* begin Data excerpts *

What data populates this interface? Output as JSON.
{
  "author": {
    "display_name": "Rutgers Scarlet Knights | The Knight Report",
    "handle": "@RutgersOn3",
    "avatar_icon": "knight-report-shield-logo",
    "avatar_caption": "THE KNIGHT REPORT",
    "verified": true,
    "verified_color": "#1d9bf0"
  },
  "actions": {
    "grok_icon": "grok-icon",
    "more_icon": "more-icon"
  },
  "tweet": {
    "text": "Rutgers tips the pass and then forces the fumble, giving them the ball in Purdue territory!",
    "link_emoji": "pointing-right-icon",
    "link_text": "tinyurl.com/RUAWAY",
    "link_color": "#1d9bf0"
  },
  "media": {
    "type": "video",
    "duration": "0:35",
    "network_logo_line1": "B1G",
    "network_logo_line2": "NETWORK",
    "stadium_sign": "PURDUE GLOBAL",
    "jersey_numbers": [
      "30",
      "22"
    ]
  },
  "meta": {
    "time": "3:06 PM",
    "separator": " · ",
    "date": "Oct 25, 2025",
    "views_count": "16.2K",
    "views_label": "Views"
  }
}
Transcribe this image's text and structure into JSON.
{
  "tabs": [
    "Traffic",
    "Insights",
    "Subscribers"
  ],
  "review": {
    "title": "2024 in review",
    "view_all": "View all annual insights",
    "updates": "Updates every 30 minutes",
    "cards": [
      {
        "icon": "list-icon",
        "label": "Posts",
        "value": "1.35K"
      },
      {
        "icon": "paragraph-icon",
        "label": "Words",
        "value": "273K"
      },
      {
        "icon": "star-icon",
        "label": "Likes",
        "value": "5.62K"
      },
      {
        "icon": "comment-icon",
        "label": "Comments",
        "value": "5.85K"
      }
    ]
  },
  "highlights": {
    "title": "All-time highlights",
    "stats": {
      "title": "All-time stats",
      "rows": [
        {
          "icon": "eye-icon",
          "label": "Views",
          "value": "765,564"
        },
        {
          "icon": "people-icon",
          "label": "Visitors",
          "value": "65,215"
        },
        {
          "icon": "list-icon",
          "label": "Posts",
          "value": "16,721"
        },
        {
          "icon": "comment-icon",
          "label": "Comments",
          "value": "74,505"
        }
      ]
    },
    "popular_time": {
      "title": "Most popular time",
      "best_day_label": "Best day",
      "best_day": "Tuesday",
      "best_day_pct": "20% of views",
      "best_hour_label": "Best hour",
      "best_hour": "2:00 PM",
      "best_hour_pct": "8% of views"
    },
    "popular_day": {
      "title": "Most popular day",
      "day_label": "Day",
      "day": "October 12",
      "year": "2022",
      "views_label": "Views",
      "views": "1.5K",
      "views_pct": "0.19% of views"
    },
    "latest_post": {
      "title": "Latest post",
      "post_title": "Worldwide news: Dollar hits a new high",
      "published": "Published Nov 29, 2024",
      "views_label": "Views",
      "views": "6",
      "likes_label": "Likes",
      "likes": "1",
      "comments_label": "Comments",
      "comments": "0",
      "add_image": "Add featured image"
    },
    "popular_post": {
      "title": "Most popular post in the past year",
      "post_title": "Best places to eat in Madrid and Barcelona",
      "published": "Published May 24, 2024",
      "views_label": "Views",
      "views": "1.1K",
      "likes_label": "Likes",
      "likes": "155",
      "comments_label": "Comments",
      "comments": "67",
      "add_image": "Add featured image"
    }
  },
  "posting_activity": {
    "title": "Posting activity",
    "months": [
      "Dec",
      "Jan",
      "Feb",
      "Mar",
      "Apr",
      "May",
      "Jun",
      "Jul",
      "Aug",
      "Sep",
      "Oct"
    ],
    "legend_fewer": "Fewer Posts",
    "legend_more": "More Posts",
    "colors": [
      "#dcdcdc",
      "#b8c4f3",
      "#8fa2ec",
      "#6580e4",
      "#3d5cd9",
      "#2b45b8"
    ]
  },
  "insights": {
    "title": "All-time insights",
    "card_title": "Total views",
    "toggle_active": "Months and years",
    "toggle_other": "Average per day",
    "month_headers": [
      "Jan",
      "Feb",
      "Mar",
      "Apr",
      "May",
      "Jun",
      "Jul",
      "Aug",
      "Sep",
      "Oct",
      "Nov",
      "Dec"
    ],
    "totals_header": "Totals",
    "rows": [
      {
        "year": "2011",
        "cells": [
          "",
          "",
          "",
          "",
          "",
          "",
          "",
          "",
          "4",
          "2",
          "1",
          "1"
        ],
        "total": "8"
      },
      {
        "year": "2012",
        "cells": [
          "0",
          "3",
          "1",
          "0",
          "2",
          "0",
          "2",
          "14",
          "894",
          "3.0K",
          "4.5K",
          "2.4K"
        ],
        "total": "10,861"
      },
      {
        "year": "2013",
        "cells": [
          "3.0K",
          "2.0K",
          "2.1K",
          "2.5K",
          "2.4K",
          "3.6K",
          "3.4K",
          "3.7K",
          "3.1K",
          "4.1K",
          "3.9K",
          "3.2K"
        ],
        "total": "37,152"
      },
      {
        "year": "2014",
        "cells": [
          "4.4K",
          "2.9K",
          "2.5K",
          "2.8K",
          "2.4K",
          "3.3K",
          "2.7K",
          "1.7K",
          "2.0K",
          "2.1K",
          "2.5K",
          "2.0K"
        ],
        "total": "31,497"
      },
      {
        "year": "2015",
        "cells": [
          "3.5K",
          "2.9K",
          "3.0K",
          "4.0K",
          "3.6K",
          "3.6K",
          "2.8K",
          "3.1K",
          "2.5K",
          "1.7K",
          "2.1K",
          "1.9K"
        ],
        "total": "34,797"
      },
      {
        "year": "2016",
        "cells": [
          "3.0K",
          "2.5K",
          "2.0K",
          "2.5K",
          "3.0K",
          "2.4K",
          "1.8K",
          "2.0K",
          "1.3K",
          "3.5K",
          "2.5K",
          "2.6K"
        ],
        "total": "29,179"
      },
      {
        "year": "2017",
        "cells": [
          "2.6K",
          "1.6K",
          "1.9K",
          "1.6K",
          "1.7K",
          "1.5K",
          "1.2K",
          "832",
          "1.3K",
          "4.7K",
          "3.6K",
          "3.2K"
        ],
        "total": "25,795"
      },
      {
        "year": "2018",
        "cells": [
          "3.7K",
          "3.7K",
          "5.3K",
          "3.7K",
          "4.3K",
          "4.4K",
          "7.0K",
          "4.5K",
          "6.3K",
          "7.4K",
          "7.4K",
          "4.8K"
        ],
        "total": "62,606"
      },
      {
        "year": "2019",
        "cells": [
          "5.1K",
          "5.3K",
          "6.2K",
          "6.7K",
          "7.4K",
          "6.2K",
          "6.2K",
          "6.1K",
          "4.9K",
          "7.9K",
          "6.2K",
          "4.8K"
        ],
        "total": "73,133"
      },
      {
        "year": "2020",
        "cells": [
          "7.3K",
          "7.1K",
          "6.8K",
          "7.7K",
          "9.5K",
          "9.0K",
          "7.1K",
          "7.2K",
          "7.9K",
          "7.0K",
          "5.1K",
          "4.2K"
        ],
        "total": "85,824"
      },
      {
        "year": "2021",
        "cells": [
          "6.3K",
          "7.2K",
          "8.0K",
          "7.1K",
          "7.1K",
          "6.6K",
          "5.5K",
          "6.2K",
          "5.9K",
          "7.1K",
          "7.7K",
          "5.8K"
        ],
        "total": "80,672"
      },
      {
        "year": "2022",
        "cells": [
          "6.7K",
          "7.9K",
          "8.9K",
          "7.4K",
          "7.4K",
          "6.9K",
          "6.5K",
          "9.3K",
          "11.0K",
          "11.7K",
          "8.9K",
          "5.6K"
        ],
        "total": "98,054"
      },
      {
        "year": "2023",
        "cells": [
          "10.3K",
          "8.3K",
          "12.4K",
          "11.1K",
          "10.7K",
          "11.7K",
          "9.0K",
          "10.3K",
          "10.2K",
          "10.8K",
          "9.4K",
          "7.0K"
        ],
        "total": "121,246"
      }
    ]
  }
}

* end Data excerpts *

- _Problem description_
Copy every line from the entries that contains the word "Published".

- _In response_
      "published": "Published Nov 29, 2024",
      "published": "Published May 24, 2024",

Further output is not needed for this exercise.